## Exercise directions
Go through the records and show each line where the word "DAPPA" occurs.

____ Information supplied

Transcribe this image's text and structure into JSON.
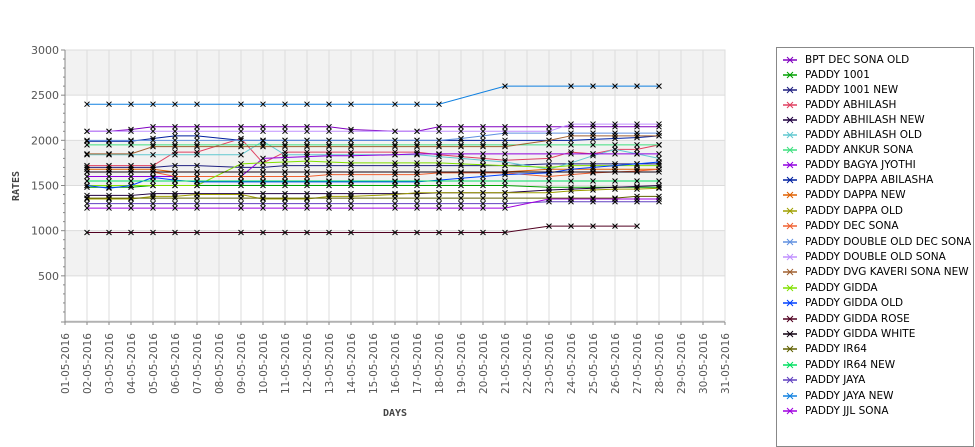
{
  "chart_data": {
    "type": "line",
    "title": "",
    "xlabel": "DAYS",
    "ylabel": "RATES",
    "ylim": [
      0,
      3000
    ],
    "yticks": [
      500,
      1000,
      1500,
      2000,
      2500,
      3000
    ],
    "xtick_labels": [
      "01-05-2016",
      "02-05-2016",
      "03-05-2016",
      "04-05-2016",
      "05-05-2016",
      "06-05-2016",
      "07-05-2016",
      "08-05-2016",
      "09-05-2016",
      "10-05-2016",
      "11-05-2016",
      "12-05-2016",
      "13-05-2016",
      "14-05-2016",
      "15-05-2016",
      "16-05-2016",
      "17-05-2016",
      "18-05-2016",
      "19-05-2016",
      "20-05-2016",
      "21-05-2016",
      "22-05-2016",
      "23-05-2016",
      "24-05-2016",
      "25-05-2016",
      "26-05-2016",
      "27-05-2016",
      "28-05-2016",
      "29-05-2016",
      "30-05-2016",
      "31-05-2016"
    ],
    "x": [
      "02-05-2016",
      "03-05-2016",
      "04-05-2016",
      "05-05-2016",
      "06-05-2016",
      "07-05-2016",
      "09-05-2016",
      "10-05-2016",
      "11-05-2016",
      "12-05-2016",
      "13-05-2016",
      "14-05-2016",
      "16-05-2016",
      "17-05-2016",
      "18-05-2016",
      "19-05-2016",
      "20-05-2016",
      "21-05-2016",
      "23-05-2016",
      "24-05-2016",
      "25-05-2016",
      "26-05-2016",
      "27-05-2016",
      "28-05-2016"
    ],
    "grid": true,
    "legend_position": "right",
    "series": [
      {
        "name": "BPT DEC SONA OLD",
        "color": "#8000c0",
        "values": [
          2100,
          2100,
          2120,
          2150,
          2150,
          2150,
          2150,
          2150,
          2150,
          2150,
          2150,
          2120,
          2100,
          2100,
          2150,
          2150,
          2150,
          2150,
          2150,
          2150,
          2150,
          2150,
          2150,
          2150
        ]
      },
      {
        "name": "PADDY 1001",
        "color": "#00a000",
        "values": [
          1480,
          1480,
          1480,
          1500,
          1500,
          1500,
          1500,
          1500,
          1500,
          1500,
          1500,
          1500,
          1500,
          1500,
          1500,
          1500,
          1500,
          1500,
          1480,
          1480,
          1480,
          1480,
          1480,
          1480
        ]
      },
      {
        "name": "PADDY 1001 NEW",
        "color": "#202080",
        "values": [
          1700,
          1700,
          1700,
          1700,
          1720,
          1720,
          1700,
          1700,
          1720,
          1720,
          1720,
          1720,
          1720,
          1720,
          1720,
          1720,
          1720,
          1720,
          1740,
          1740,
          1740,
          1740,
          1740,
          1740
        ]
      },
      {
        "name": "PADDY ABHILASH",
        "color": "#e04060",
        "values": [
          1720,
          1720,
          1720,
          1720,
          1870,
          1870,
          2020,
          1750,
          1870,
          1870,
          1870,
          1870,
          1870,
          1870,
          1840,
          1820,
          1800,
          1780,
          1800,
          1870,
          1850,
          1900,
          1900,
          1950
        ]
      },
      {
        "name": "PADDY ABHILASH NEW",
        "color": "#200040",
        "values": [
          1390,
          1390,
          1390,
          1410,
          1410,
          1410,
          1410,
          1410,
          1410,
          1410,
          1410,
          1410,
          1410,
          1410,
          1420,
          1420,
          1420,
          1420,
          1450,
          1460,
          1470,
          1480,
          1490,
          1500
        ]
      },
      {
        "name": "PADDY ABHILASH OLD",
        "color": "#60c8d0",
        "values": [
          1840,
          1840,
          1840,
          1840,
          1840,
          1840,
          1840,
          1990,
          1840,
          1840,
          1840,
          1840,
          1840,
          1840,
          1820,
          1800,
          1780,
          1760,
          1680,
          1750,
          1830,
          1900,
          1850,
          1800
        ]
      },
      {
        "name": "PADDY ANKUR SONA",
        "color": "#40e080",
        "values": [
          1950,
          1950,
          1950,
          1950,
          1950,
          1950,
          1950,
          1950,
          1950,
          1950,
          1950,
          1950,
          1950,
          1950,
          1950,
          1950,
          1950,
          1950,
          1950,
          1950,
          1950,
          1950,
          1950,
          1950
        ]
      },
      {
        "name": "PADDY BAGYA JYOTHI",
        "color": "#9000e0",
        "values": [
          1600,
          1600,
          1600,
          1600,
          1600,
          1600,
          1600,
          1800,
          1810,
          1820,
          1830,
          1830,
          1840,
          1850,
          1850,
          1850,
          1850,
          1850,
          1850,
          1850,
          1850,
          1850,
          1850,
          1850
        ]
      },
      {
        "name": "PADDY DAPPA ABILASHA",
        "color": "#0020a0",
        "values": [
          1990,
          1990,
          1990,
          2020,
          2050,
          2050,
          2000,
          2000,
          2000,
          2000,
          2000,
          2000,
          2000,
          2000,
          2000,
          2000,
          2000,
          2000,
          2000,
          2000,
          2010,
          2020,
          2030,
          2050
        ]
      },
      {
        "name": "PADDY DAPPA NEW",
        "color": "#e06000",
        "values": [
          1680,
          1680,
          1680,
          1680,
          1650,
          1650,
          1650,
          1650,
          1650,
          1650,
          1650,
          1650,
          1650,
          1650,
          1650,
          1650,
          1650,
          1650,
          1680,
          1680,
          1680,
          1680,
          1680,
          1680
        ]
      },
      {
        "name": "PADDY DAPPA OLD",
        "color": "#a0a000",
        "values": [
          1350,
          1350,
          1350,
          1380,
          1380,
          1400,
          1400,
          1350,
          1350,
          1350,
          1380,
          1380,
          1400,
          1420,
          1420,
          1420,
          1420,
          1420,
          1420,
          1440,
          1450,
          1460,
          1460,
          1470
        ]
      },
      {
        "name": "PADDY DEC SONA",
        "color": "#f06030",
        "values": [
          1650,
          1650,
          1650,
          1650,
          1600,
          1600,
          1600,
          1600,
          1600,
          1600,
          1620,
          1620,
          1620,
          1620,
          1640,
          1640,
          1640,
          1640,
          1600,
          1620,
          1640,
          1650,
          1660,
          1680
        ]
      },
      {
        "name": "PADDY DOUBLE OLD DEC SONA",
        "color": "#6090e0",
        "values": [
          2000,
          2000,
          2000,
          2000,
          2000,
          2000,
          2000,
          2000,
          2000,
          2000,
          2000,
          2000,
          2000,
          2000,
          2000,
          2020,
          2050,
          2080,
          2080,
          2080,
          2080,
          2080,
          2080,
          2080
        ]
      },
      {
        "name": "PADDY DOUBLE OLD SONA",
        "color": "#c090ff",
        "values": [
          2100,
          2100,
          2100,
          2100,
          2100,
          2100,
          2100,
          2100,
          2100,
          2100,
          2100,
          2100,
          2100,
          2100,
          2100,
          2100,
          2100,
          2100,
          2100,
          2180,
          2180,
          2180,
          2180,
          2180
        ]
      },
      {
        "name": "PADDY DVG KAVERI SONA NEW",
        "color": "#a06030",
        "values": [
          1850,
          1850,
          1850,
          1930,
          1930,
          1930,
          1930,
          1930,
          1930,
          1930,
          1930,
          1930,
          1930,
          1930,
          1930,
          1930,
          1930,
          1930,
          2000,
          2050,
          2050,
          2050,
          2050,
          2050
        ]
      },
      {
        "name": "PADDY GIDDA",
        "color": "#80e000",
        "values": [
          1500,
          1500,
          1500,
          1500,
          1500,
          1500,
          1740,
          1750,
          1760,
          1770,
          1760,
          1750,
          1750,
          1750,
          1750,
          1740,
          1730,
          1720,
          1700,
          1720,
          1720,
          1720,
          1720,
          1720
        ]
      },
      {
        "name": "PADDY GIDDA OLD",
        "color": "#0040ff",
        "values": [
          1500,
          1470,
          1500,
          1590,
          1560,
          1540,
          1540,
          1540,
          1540,
          1540,
          1540,
          1540,
          1540,
          1540,
          1560,
          1580,
          1600,
          1620,
          1640,
          1680,
          1700,
          1720,
          1740,
          1760
        ]
      },
      {
        "name": "PADDY GIDDA ROSE",
        "color": "#500020",
        "values": [
          980,
          980,
          980,
          980,
          980,
          980,
          980,
          980,
          980,
          980,
          980,
          980,
          980,
          980,
          980,
          980,
          980,
          980,
          1050,
          1050,
          1050,
          1050,
          1050,
          null
        ]
      },
      {
        "name": "PADDY GIDDA WHITE",
        "color": "#100010",
        "values": [
          1650,
          1650,
          1650,
          1650,
          1650,
          1650,
          1650,
          1650,
          1650,
          1650,
          1650,
          1650,
          1650,
          1650,
          1650,
          1650,
          1650,
          1650,
          1650,
          1650,
          1650,
          1650,
          1650,
          1650
        ]
      },
      {
        "name": "PADDY IR64",
        "color": "#606000",
        "values": [
          1360,
          1360,
          1360,
          1360,
          1360,
          1360,
          1360,
          1360,
          1360,
          1360,
          1360,
          1360,
          1360,
          1360,
          1360,
          1360,
          1360,
          1360,
          1360,
          1360,
          1360,
          1360,
          1380,
          1380
        ]
      },
      {
        "name": "PADDY IR64 NEW",
        "color": "#00e060",
        "values": [
          1550,
          1550,
          1550,
          1550,
          1550,
          1550,
          1550,
          1550,
          1550,
          1550,
          1550,
          1550,
          1550,
          1550,
          1550,
          1550,
          1550,
          1550,
          1550,
          1550,
          1550,
          1550,
          1550,
          1550
        ]
      },
      {
        "name": "PADDY JAYA",
        "color": "#6040c0",
        "values": [
          1300,
          1300,
          1300,
          1300,
          1300,
          1300,
          1300,
          1300,
          1300,
          1300,
          1300,
          1300,
          1300,
          1300,
          1300,
          1300,
          1300,
          1300,
          1320,
          1320,
          1320,
          1320,
          1320,
          1320
        ]
      },
      {
        "name": "PADDY JAYA NEW",
        "color": "#1080e0",
        "values": [
          2400,
          2400,
          2400,
          2400,
          2400,
          2400,
          2400,
          2400,
          2400,
          2400,
          2400,
          2400,
          2400,
          2400,
          2400,
          null,
          null,
          2600,
          null,
          2600,
          2600,
          2600,
          2600,
          2600
        ]
      },
      {
        "name": "PADDY JJL SONA",
        "color": "#a000e0",
        "values": [
          1250,
          1250,
          1250,
          1250,
          1250,
          1250,
          1250,
          1250,
          1250,
          1250,
          1250,
          1250,
          1250,
          1250,
          1250,
          1250,
          1250,
          1250,
          1350,
          1350,
          1350,
          1350,
          1350,
          1350
        ]
      }
    ]
  }
}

________

## Correct answer
        "name": "PADDY DAPPA ABILASHA",
        "name": "PADDY DAPPA NEW",
        "name": "PADDY DAPPA OLD",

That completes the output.